Excerpt to read —
□ □ □ □ □
# Autograd

## Define new autograd function 

Under the hood, each primitive autograd operator is really two functions that operate on Tensors. The **forward function** computes output Tensors from input Tensors. The **backward** function receives the gradient of the output Tensors with respect to some scalar value, and computes the gradient of the input Tensors with respect to that same scalar value.

In PyTorch we can easily define our own autograd operator by defining a subclass of torch.autograd.Function and implementing the forward and backward functions. We can then use our new autograd operator by constructing an instance and calling it like a function, passing Tensors containing input data.

In [None]:
# -*- coding: utf-8 -*-

In [1]:
import torch

In [2]:
# Define a ReLU function

class MyReLU(torch.autograd.Function):
    """
    We can implement our own custom autograd Functions by subclassing
    torch.autograd.Function and implementing the forward and backward passes
    which operate on Tensors.
    """
    
    @staticmethod
    def forward(ctx, input):
        """
        In the forward pass we receive a Tensor containing the input and return
        a Tensor containing the output. ctx is a context object that can be used
        to stash information for backward computation. You can cache arbitrary
        objects for use in the backward pass using the ctx.save_for_backward method.
        """
        ctx.save_for_backward(input)
        return input.clamp(min=0)
    
    @staticmethod
    def backward(ctx, grad_output):
        """
        In the backward pass we receive a Tensor containing the gradient of the loss
        with respect to the output, and we need to compute the gradient of the loss
        with respect to the input.
        """
        input, = ctx.saved_tensors
        grad_input = grad_output.clone()
□ □ □ □ □
Work to do —
1) According to the PyTorch autograd excerpt, which class do you subclass to define your own autograd operator?
2) Rewrite the paragraph of the PyTorch autograd excerpt that begins "Under the hood" as a short list that keeps its main facts.
3) Write the next part of the PyTorch autograd excerpt, starting after its final line of code.

[Element and coordinate records]
□ □ □ □ □
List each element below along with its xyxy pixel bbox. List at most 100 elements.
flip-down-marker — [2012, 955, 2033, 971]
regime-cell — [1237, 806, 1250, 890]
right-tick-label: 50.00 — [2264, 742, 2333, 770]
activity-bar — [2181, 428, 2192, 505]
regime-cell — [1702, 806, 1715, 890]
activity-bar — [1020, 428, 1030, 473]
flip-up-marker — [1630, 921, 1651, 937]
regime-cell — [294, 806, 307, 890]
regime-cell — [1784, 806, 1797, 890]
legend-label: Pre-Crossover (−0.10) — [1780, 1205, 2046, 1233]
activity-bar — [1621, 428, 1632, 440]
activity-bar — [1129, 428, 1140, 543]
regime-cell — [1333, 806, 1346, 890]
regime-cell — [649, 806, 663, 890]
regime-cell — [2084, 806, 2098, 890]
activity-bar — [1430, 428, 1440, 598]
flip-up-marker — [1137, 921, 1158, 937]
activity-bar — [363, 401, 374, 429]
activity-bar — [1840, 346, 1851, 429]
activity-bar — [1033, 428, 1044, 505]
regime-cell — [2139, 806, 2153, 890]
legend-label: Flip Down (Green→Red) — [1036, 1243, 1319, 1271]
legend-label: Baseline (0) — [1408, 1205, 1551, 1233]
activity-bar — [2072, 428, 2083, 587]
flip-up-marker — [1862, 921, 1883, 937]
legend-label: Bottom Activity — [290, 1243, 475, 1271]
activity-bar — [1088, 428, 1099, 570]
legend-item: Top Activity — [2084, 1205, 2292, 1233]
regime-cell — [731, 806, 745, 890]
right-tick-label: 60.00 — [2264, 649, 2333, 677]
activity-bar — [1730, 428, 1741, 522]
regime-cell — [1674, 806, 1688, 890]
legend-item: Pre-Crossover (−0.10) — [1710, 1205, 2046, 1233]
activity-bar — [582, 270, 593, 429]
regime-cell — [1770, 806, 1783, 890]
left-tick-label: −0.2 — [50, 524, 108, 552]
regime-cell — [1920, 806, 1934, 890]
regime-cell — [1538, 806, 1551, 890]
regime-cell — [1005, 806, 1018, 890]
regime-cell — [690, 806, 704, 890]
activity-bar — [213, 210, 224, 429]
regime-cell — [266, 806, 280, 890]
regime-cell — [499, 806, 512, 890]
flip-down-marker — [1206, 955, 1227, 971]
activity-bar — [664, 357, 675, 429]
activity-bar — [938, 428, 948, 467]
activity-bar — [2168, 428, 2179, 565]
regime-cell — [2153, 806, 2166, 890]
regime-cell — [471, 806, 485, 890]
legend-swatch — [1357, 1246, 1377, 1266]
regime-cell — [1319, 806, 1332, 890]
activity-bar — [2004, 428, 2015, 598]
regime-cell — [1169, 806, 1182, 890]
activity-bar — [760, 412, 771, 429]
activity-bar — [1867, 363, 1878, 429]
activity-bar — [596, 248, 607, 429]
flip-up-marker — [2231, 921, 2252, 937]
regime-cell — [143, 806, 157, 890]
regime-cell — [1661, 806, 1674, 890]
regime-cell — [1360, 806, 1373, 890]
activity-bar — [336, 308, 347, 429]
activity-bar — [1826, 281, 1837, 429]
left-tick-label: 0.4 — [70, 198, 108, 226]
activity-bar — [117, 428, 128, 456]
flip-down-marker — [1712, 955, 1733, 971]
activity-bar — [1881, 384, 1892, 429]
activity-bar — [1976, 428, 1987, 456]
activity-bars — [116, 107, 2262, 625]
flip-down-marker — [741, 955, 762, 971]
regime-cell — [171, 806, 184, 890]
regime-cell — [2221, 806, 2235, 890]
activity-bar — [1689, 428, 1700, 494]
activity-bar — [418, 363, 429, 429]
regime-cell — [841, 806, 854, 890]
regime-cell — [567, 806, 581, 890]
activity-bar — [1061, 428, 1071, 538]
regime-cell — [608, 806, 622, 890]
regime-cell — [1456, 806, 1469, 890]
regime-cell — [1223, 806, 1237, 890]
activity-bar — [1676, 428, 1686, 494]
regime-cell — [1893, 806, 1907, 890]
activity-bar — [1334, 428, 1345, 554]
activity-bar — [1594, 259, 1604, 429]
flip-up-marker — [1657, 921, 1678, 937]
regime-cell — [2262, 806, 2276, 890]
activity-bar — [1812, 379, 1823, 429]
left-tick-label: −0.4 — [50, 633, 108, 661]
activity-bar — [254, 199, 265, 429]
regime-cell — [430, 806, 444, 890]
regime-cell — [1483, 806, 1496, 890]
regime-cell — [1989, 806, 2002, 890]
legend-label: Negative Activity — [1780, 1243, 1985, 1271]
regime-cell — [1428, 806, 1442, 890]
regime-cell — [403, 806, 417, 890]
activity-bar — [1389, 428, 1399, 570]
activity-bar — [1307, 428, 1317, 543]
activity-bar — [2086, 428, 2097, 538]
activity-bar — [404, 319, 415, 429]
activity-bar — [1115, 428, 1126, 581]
□ □ □ □ □
Responses to the tasks —
1) torch.autograd.Function

2)
- Each primitive autograd operator is two functions that operate on Tensors.
- The forward function computes output Tensors from input Tensors.
- The backward function receives the gradient of the output Tensors with respect to a scalar value and computes the gradient of the input Tensors with respect to that same scalar value.

3)
        grad_input[input < 0] = 0
        return grad_input

In [3]:
dtype = torch.float

# device = torch.device("cpu") # Uncomment this to run on CPU
device = torch.device("cuda:0") # Uncomment this to run on GPU

In [4]:
# N is batch size; D_in is input dimension;
# H is hidden dimension; D_out is output dimension;

N, D_in, H, D_out = 64, 1000, 100, 10

In [5]:
# Create random input and output data
# Setting requires_grad = false indicates that we do not need to compute gradients
# with respect these Tensors during the backward pass.

# default requires_grad = False 

x = torch.randn(N, D_in, device=device, dtype=dtype)
y = torch.randn(N, D_out, device=device, dtype=dtype)

In [6]:
# Create random weights.
# Here need to caculate grad (requires_grad = True)

w1 = torch.randn(D_in, H, device=device, dtype=dtype, requires_grad=True)
w2 = torch.randn(H, D_out, device=device, dtype=dtype, requires_grad=True)

In [7]:
# init learning rate

learning_rate = 1e-6

In [12]:
for t in range(500):
    
    # Use Function.apply method to alias MyReLU as "relu"
    relu = MyReLU.apply
    
    # Forward pass 
    y_pred = relu(x.mm(w1)).mm(w2)
    
    # Caculate loss
    loss = (y - y_pred).pow(2).sum()
    if t % 100 == 99:
        print(t, loss.item())
        
    # Use autograd backward
    loss.backward()
    
    # Update weights
    with torch.no_grad():
        w1 -= learning_rate * w1.grad
        w2 -= learning_rate * w2.grad
        
        w1.grad.zero_()
        w2.grad.zero_()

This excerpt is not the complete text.